- Given exercise -
Copy each line of the entries that contains the word "يطالب".

======== Information provided

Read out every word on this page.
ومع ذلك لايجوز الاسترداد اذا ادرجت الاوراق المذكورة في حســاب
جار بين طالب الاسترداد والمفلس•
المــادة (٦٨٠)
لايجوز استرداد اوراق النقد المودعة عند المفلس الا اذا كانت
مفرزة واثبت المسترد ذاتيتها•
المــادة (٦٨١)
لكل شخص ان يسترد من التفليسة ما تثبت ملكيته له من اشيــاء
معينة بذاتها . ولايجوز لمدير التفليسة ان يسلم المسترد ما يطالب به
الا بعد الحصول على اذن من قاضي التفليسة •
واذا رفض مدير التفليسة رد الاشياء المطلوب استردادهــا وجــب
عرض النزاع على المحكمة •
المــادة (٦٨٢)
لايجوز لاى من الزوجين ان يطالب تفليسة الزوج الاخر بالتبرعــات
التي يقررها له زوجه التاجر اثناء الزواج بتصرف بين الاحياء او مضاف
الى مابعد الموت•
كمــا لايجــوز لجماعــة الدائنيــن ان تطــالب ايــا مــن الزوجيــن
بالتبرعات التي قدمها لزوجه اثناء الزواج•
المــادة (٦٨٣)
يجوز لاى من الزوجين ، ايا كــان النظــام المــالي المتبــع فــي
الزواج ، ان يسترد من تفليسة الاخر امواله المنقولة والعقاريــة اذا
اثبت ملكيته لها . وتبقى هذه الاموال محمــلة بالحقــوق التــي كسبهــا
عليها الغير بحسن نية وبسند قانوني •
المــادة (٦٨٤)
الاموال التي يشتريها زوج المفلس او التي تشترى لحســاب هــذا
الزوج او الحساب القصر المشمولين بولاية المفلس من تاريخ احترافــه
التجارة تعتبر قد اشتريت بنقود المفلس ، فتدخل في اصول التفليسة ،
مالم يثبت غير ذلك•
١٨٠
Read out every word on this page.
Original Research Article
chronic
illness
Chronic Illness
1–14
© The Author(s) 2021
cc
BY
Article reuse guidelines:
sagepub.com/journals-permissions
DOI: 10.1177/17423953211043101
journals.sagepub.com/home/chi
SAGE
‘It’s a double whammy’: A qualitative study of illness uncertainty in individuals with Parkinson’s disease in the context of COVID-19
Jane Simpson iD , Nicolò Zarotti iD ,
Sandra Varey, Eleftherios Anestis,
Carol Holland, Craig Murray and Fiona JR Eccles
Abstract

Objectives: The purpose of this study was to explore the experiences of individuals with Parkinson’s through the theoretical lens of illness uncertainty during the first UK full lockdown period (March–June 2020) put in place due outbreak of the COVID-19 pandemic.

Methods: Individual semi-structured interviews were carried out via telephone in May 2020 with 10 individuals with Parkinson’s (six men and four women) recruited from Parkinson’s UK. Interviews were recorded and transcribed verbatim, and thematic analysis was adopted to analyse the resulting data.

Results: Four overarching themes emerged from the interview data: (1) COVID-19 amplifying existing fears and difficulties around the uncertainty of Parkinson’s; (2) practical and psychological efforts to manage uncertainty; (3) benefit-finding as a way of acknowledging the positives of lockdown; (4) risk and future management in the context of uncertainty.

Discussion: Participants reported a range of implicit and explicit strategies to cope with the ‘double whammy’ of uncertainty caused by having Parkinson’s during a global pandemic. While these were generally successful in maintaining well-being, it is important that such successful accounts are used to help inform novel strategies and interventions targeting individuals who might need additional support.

================

- Expected answer -
معينة بذاتها . ولايجوز لمدير التفليسة ان يسلم المسترد ما يطالب به
لايجوز لاى من الزوجين ان يطالب تفليسة الزوج الاخر بالتبرعــات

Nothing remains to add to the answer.